───── Selected excerpt ─────

LWN: Comments on "Distributed storage"

Distributed storage

renox — Thu, 30 Aug 2007 18:13:33 +0000

>> Evgeniy has said that the Reed-Solomon codes used for traditional RAID are not fast enough for distributed arrays. He suggests that WEAVER codes might be used instead.<<

Funny that, I just read a paper from Mr risk at google who had a file corruption because of a bad switch and the corruption went undectected because of a double bit error which went through the weaver codes, so he advocates CRC instead.

Distributed storage

JohnNilsson — Sun, 26 Aug 2007 17:28:09 +0000

Does anyone know what happend to ddraid? [1]

[1] http://sourceware.org/cluster/ddraid/

Lack of data integrity checks

giraffedata — Sat, 25 Aug 2007 19:29:48 +0000

I'm unclear on what corruptions you're concerned about. When people say "end to end," they're pointing to the fact that something could get corrupted before or after some other integrity check is done. Are you saying there's a significant risk that the data gets corrupted inside a router (outside of Ethernet integrity checks) or inside the client or server network stack (outside of UDP integrity checks)? Are we talking about OS bugs?

Just wondering, because while all kinds of failures are possible, it wouldn't make sense to protect against some risk that we routinely accept in other areas.

─────

Given problem A: Reproduce the part of the comment thread on distributed storage from "[1] http://sourceware.org/cluster/ddraid/" up to and including "about OS bugs?".
Given problem B: Rename "staticText" to "label" in the listing, from its first line up to and including the line with "- staticText: 工作时间: 9: 00-19: 00: [164, 250, 254, 262]". Write out only those lines, with nothing else changed.
The listing has no connection to the comment thread on distributed storage.

───── Input rows ─────

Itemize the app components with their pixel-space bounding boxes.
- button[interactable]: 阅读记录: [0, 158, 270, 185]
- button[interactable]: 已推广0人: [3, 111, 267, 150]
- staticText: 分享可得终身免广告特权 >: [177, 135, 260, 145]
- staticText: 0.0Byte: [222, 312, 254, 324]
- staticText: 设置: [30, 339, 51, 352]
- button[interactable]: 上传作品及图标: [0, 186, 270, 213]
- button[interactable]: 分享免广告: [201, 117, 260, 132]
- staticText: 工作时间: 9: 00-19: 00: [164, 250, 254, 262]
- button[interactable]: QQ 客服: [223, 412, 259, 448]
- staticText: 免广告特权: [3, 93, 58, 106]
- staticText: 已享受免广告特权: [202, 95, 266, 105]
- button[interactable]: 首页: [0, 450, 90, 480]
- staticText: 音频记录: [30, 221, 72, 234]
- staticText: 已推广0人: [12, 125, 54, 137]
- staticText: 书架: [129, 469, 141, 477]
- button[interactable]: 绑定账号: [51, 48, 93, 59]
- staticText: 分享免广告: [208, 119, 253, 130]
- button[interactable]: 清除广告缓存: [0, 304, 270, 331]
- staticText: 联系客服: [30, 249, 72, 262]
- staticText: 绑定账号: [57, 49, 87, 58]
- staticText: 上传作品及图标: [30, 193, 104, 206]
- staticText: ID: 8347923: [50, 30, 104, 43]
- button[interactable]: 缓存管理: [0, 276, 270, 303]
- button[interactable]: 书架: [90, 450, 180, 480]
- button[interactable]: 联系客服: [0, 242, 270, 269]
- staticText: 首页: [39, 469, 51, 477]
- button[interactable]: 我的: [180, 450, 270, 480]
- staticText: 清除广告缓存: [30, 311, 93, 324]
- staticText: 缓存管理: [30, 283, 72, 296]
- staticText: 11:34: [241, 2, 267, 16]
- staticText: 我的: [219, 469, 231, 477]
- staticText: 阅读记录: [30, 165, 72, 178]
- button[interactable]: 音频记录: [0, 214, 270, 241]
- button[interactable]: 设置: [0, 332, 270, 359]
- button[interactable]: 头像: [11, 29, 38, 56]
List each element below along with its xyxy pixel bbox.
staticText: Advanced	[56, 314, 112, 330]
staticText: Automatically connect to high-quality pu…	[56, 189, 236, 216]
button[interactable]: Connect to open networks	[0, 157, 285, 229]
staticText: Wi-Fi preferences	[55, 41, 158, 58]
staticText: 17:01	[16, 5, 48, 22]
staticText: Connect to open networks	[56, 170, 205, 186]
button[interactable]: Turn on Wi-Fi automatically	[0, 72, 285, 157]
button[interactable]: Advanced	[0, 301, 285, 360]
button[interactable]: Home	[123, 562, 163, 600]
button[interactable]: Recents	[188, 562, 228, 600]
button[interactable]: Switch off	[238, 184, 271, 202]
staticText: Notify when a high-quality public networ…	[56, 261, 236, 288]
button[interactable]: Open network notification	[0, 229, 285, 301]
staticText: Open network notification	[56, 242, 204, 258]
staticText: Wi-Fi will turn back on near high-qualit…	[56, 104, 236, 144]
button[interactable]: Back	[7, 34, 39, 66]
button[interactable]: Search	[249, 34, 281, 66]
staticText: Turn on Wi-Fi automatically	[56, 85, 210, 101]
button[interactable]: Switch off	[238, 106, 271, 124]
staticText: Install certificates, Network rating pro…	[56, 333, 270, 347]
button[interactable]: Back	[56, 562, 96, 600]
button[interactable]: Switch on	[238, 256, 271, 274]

─────

Correct answer A:
[1] http://sourceware.org/cluster/ddraid/

Lack of data integrity checks

giraffedata — Sat, 25 Aug 2007 19:29:48 +0000

I'm unclear on what corruptions you're concerned about. When people say "end to end," they're pointing to the fact that something could get corrupted before or after some other integrity check is done. Are you saying there's a significant risk that the data gets corrupted inside a router (outside of Ethernet integrity checks) or inside the client or server network stack (outside of UDP integrity checks)? Are we talking about OS bugs?

Correct answer B:
Itemize the app components with their pixel-space bounding boxes.
- button[interactable]: 阅读记录: [0, 158, 270, 185]
- button[interactable]: 已推广0人: [3, 111, 267, 150]
- label: 分享可得终身免广告特权 >: [177, 135, 260, 145]
- label: 0.0Byte: [222, 312, 254, 324]
- label: 设置: [30, 339, 51, 352]
- button[interactable]: 上传作品及图标: [0, 186, 270, 213]
- button[interactable]: 分享免广告: [201, 117, 260, 132]
- label: 工作时间: 9: 00-19: 00: [164, 250, 254, 262]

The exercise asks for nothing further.